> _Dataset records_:
━━━
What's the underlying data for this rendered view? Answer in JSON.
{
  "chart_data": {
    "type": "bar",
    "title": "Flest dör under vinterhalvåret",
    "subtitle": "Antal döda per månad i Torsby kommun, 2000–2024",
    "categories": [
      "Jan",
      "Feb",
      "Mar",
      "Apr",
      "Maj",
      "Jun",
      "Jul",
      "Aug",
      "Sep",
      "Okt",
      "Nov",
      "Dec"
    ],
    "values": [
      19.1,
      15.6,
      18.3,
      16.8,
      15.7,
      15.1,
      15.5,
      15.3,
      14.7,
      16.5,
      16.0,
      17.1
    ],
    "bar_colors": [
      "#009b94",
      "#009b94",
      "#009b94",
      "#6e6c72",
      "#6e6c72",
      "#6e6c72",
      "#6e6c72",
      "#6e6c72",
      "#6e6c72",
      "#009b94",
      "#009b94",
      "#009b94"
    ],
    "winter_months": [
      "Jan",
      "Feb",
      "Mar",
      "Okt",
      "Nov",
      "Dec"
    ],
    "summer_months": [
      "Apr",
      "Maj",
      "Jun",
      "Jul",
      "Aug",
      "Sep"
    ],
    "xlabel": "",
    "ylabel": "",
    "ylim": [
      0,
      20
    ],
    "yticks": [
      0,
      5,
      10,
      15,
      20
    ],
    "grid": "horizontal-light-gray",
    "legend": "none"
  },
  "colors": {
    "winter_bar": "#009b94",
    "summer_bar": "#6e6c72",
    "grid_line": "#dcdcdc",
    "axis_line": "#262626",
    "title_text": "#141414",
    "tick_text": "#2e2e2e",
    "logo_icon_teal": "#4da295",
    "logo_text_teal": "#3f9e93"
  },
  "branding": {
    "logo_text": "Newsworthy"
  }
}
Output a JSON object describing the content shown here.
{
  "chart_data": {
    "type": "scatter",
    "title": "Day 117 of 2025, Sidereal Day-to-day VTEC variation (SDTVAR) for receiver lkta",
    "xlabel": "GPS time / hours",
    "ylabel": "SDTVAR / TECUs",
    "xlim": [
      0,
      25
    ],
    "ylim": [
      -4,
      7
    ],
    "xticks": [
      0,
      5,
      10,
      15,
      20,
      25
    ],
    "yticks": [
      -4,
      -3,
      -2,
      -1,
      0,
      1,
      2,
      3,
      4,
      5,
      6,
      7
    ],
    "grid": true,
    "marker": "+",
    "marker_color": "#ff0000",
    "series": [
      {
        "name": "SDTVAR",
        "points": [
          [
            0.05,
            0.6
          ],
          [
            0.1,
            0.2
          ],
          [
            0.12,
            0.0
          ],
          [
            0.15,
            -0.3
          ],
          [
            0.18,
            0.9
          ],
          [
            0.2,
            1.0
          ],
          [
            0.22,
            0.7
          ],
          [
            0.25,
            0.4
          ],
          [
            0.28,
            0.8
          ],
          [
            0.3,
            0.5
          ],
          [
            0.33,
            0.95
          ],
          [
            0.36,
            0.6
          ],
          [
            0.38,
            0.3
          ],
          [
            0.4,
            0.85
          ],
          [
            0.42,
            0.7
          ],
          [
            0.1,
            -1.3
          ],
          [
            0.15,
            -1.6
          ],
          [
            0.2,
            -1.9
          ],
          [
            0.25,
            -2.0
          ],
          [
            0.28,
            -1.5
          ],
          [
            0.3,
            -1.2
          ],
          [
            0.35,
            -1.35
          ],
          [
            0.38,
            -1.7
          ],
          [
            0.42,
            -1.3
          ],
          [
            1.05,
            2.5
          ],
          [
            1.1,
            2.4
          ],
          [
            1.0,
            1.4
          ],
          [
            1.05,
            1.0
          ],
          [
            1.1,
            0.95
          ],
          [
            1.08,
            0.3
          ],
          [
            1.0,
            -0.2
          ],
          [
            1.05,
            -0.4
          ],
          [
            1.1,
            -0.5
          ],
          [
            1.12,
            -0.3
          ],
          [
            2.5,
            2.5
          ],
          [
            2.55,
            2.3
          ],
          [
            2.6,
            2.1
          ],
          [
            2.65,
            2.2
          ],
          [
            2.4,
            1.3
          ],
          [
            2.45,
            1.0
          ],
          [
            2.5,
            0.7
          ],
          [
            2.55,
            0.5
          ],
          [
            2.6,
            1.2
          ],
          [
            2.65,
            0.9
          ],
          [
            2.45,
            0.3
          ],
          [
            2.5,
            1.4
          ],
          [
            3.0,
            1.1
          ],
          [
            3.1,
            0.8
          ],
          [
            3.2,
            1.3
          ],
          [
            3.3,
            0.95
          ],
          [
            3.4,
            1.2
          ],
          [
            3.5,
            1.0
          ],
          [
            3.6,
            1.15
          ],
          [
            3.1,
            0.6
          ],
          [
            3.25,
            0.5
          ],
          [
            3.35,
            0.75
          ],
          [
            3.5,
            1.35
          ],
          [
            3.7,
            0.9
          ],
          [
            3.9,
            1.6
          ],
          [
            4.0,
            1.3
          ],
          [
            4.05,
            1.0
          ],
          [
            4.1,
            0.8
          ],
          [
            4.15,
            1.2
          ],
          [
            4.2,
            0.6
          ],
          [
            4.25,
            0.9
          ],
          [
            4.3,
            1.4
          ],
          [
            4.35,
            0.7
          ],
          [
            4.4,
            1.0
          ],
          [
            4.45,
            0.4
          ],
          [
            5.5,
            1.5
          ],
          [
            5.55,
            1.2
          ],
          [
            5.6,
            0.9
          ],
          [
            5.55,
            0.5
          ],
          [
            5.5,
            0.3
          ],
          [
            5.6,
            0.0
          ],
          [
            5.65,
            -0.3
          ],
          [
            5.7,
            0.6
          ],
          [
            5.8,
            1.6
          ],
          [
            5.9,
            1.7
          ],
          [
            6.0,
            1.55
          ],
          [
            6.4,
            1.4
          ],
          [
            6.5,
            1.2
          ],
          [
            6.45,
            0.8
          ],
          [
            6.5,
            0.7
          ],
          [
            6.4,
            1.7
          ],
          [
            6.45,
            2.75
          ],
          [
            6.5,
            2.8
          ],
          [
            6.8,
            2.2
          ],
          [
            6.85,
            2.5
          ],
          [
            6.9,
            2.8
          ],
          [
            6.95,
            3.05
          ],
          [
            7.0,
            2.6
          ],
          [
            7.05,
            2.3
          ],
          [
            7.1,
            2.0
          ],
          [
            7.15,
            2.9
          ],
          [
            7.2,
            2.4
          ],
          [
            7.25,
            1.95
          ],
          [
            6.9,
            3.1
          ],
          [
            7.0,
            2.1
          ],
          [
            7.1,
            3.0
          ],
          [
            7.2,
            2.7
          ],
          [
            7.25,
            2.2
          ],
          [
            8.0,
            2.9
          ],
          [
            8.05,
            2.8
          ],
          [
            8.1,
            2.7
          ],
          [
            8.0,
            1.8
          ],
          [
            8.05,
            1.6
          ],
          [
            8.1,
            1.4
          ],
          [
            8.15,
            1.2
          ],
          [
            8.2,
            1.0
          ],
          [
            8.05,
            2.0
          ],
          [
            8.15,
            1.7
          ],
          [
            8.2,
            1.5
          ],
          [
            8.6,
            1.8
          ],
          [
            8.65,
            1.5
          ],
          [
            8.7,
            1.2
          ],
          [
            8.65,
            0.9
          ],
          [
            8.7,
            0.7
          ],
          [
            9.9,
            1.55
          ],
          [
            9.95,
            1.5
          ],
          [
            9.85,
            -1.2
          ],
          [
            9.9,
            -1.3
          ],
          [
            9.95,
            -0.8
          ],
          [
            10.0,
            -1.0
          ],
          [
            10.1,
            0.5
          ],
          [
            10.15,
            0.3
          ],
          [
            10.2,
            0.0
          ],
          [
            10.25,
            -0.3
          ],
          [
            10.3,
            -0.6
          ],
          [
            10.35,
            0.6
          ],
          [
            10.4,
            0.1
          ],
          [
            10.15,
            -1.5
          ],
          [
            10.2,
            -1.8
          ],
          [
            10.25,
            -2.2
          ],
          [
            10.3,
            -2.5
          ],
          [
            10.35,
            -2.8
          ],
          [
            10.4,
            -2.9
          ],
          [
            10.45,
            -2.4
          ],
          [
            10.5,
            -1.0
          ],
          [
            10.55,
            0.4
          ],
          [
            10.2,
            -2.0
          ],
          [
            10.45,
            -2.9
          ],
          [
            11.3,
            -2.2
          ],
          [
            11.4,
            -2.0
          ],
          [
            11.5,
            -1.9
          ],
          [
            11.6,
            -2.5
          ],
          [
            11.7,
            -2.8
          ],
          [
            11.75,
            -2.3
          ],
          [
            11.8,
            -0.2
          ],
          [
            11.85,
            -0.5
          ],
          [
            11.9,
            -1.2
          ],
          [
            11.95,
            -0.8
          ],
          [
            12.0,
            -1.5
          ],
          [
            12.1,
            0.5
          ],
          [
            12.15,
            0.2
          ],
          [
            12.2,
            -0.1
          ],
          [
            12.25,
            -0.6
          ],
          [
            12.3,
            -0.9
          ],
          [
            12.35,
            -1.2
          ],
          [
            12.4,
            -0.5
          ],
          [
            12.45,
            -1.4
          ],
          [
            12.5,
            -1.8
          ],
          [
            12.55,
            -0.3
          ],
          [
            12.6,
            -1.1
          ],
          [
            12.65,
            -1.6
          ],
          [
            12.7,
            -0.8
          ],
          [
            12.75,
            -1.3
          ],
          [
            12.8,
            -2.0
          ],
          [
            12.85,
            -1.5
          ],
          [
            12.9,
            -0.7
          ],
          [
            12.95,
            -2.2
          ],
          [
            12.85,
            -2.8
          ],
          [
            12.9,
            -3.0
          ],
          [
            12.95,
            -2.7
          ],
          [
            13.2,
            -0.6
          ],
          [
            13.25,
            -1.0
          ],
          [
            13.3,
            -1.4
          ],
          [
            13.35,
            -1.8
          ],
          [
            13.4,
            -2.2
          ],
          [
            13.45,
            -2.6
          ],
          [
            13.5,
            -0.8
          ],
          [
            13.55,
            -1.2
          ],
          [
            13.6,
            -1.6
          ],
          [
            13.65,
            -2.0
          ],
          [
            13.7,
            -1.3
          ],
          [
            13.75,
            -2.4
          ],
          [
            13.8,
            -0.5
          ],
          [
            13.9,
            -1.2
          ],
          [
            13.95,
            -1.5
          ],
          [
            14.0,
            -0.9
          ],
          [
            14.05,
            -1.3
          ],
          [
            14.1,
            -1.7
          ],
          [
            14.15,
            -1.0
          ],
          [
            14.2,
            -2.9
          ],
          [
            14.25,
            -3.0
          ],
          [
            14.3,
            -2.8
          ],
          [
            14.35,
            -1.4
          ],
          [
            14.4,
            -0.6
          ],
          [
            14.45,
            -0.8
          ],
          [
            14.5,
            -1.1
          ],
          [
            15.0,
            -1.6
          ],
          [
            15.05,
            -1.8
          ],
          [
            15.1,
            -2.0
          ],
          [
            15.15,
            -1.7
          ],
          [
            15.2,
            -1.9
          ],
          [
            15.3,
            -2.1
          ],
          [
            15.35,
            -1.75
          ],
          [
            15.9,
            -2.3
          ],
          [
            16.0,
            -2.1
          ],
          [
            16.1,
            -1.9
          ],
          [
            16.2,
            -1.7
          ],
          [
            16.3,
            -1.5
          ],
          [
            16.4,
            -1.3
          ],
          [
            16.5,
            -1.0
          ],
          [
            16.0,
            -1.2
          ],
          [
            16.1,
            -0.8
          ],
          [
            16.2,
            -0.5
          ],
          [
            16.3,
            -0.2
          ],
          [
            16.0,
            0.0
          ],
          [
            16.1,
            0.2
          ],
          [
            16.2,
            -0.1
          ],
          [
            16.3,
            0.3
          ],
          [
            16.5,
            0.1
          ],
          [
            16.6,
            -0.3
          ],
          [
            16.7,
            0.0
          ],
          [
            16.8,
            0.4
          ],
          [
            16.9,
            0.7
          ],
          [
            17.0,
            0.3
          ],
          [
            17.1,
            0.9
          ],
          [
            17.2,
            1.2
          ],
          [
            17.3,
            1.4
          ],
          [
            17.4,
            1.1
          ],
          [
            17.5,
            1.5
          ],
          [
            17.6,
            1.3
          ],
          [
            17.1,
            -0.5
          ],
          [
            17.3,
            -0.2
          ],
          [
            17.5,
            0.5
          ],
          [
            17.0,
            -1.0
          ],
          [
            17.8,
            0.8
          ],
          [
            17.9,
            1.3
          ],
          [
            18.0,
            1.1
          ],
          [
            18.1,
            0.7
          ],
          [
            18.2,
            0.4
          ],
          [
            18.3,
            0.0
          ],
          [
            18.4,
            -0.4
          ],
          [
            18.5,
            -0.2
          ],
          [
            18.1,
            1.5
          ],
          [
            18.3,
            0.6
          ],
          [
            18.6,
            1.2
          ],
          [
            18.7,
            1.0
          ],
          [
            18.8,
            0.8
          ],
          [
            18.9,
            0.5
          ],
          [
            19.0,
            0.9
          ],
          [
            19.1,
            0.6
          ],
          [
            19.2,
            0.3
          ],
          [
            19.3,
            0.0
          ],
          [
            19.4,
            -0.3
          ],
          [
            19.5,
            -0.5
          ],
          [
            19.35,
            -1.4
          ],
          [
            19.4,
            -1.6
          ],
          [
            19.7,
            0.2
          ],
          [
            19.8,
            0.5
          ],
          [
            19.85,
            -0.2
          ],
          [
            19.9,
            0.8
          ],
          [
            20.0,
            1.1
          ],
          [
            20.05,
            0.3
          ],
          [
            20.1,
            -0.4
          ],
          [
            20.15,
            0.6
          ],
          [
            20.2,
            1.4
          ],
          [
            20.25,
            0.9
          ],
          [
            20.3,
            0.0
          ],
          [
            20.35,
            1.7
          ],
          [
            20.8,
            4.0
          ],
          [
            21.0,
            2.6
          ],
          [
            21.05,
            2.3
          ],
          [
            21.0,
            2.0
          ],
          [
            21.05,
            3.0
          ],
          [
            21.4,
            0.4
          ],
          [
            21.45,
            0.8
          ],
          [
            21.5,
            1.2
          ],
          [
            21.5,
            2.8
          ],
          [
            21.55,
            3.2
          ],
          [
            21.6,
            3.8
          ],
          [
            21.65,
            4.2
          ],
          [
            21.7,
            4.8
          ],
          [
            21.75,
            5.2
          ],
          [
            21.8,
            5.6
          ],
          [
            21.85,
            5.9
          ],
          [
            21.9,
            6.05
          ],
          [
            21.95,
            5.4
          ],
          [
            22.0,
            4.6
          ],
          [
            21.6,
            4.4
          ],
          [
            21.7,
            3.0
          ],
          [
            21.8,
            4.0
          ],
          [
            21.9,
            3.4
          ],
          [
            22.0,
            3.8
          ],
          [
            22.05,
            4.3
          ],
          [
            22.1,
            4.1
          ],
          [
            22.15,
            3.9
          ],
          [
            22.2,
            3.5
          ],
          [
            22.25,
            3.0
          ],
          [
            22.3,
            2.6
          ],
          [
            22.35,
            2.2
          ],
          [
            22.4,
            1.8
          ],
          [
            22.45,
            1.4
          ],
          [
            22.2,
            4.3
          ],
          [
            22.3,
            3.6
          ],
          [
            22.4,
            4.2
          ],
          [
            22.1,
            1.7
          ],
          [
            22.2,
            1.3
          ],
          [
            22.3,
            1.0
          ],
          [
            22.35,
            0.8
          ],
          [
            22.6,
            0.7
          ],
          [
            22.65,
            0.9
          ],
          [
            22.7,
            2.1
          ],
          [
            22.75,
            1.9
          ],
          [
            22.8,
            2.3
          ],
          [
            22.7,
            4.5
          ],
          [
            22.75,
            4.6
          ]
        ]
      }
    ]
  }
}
━━━
> _Do this_:
Copy all lines from the material that contain "JSON".

> _Full response_:
What's the underlying data for this rendered view? Answer in JSON.
Output a JSON object describing the content shown here.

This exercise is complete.